** begin Provided records **

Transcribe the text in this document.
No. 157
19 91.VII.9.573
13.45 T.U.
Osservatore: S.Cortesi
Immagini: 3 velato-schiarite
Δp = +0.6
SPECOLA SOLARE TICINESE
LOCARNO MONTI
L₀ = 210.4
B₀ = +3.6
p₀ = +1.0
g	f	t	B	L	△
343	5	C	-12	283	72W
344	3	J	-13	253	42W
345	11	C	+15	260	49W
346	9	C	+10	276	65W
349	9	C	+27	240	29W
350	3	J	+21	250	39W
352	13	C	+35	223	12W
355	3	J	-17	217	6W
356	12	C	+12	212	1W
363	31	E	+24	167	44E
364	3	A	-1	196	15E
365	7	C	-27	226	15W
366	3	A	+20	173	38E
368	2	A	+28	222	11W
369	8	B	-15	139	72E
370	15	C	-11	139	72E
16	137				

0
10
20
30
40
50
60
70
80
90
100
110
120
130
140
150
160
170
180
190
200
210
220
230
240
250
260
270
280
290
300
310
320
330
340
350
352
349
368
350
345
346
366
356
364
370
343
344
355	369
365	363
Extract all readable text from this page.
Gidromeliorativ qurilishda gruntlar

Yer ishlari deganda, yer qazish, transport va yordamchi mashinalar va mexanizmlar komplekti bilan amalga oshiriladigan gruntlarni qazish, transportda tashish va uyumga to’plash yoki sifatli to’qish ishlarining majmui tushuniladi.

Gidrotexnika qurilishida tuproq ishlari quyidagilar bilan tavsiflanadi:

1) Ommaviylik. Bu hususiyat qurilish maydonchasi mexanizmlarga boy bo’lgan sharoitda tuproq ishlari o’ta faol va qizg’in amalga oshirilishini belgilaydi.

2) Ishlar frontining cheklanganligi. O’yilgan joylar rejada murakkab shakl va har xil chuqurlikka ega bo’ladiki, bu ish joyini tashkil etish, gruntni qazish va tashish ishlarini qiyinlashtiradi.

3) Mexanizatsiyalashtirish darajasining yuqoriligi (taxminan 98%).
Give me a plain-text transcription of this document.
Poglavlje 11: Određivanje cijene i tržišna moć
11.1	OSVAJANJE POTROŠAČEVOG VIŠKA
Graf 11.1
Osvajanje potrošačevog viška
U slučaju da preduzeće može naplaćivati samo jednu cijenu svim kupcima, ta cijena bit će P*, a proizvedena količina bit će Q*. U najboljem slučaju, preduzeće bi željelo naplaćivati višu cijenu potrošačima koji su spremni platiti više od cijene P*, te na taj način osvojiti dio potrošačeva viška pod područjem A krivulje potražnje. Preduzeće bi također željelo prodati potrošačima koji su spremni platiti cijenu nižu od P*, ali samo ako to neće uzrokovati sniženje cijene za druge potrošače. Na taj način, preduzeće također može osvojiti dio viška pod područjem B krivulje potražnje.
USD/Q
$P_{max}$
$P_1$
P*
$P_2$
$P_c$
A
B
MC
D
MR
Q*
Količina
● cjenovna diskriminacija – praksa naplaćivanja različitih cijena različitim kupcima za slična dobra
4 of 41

** end Provided records **

• [Stated goal]
Pull out each record as written and restate it exactly.

• [The completed task]
Transcribe the text in this document.
No. 157
19 91.VII.9.573
13.45 T.U.
Osservatore: S.Cortesi
Immagini: 3 velato-schiarite
Δp = +0.6
SPECOLA SOLARE TICINESE
LOCARNO MONTI
L₀ = 210.4
B₀ = +3.6
p₀ = +1.0
g	f	t	B	L	△
343	5	C	-12	283	72W
344	3	J	-13	253	42W
345	11	C	+15	260	49W
346	9	C	+10	276	65W
349	9	C	+27	240	29W
350	3	J	+21	250	39W
352	13	C	+35	223	12W
355	3	J	-17	217	6W
356	12	C	+12	212	1W
363	31	E	+24	167	44E
364	3	A	-1	196	15E
365	7	C	-27	226	15W
366	3	A	+20	173	38E
368	2	A	+28	222	11W
369	8	B	-15	139	72E
370	15	C	-11	139	72E
16	137				

0
10
20
30
40
50
60
70
80
90
100
110
120
130
140
150
160
170
180
190
200
210
220
230
240
250
260
270
280
290
300
310
320
330
340
350
352
349
368
350
345
346
366
356
364
370
343
344
355	369
365	363
Extract all readable text from this page.
Gidromeliorativ qurilishda gruntlar

Yer ishlari deganda, yer qazish, transport va yordamchi mashinalar va mexanizmlar komplekti bilan amalga oshiriladigan gruntlarni qazish, transportda tashish va uyumga to’plash yoki sifatli to’qish ishlarining majmui tushuniladi.

Gidrotexnika qurilishida tuproq ishlari quyidagilar bilan tavsiflanadi:

1) Ommaviylik. Bu hususiyat qurilish maydonchasi mexanizmlarga boy bo’lgan sharoitda tuproq ishlari o’ta faol va qizg’in amalga oshirilishini belgilaydi.

2) Ishlar frontining cheklanganligi. O’yilgan joylar rejada murakkab shakl va har xil chuqurlikka ega bo’ladiki, bu ish joyini tashkil etish, gruntni qazish va tashish ishlarini qiyinlashtiradi.

3) Mexanizatsiyalashtirish darajasining yuqoriligi (taxminan 98%).
Give me a plain-text transcription of this document.
Poglavlje 11: Određivanje cijene i tržišna moć
11.1	OSVAJANJE POTROŠAČEVOG VIŠKA
Graf 11.1
Osvajanje potrošačevog viška
U slučaju da preduzeće može naplaćivati samo jednu cijenu svim kupcima, ta cijena bit će P*, a proizvedena količina bit će Q*. U najboljem slučaju, preduzeće bi željelo naplaćivati višu cijenu potrošačima koji su spremni platiti više od cijene P*, te na taj način osvojiti dio potrošačeva viška pod područjem A krivulje potražnje. Preduzeće bi također željelo prodati potrošačima koji su spremni platiti cijenu nižu od P*, ali samo ako to neće uzrokovati sniženje cijene za druge potrošače. Na taj način, preduzeće također može osvojiti dio viška pod područjem B krivulje potražnje.
USD/Q
$P_{max}$
$P_1$
P*
$P_2$
$P_c$
A
B
MC
D
MR
Q*
Količina
● cjenovna diskriminacija – praksa naplaćivanja različitih cijena različitim kupcima za slična dobra
4 of 41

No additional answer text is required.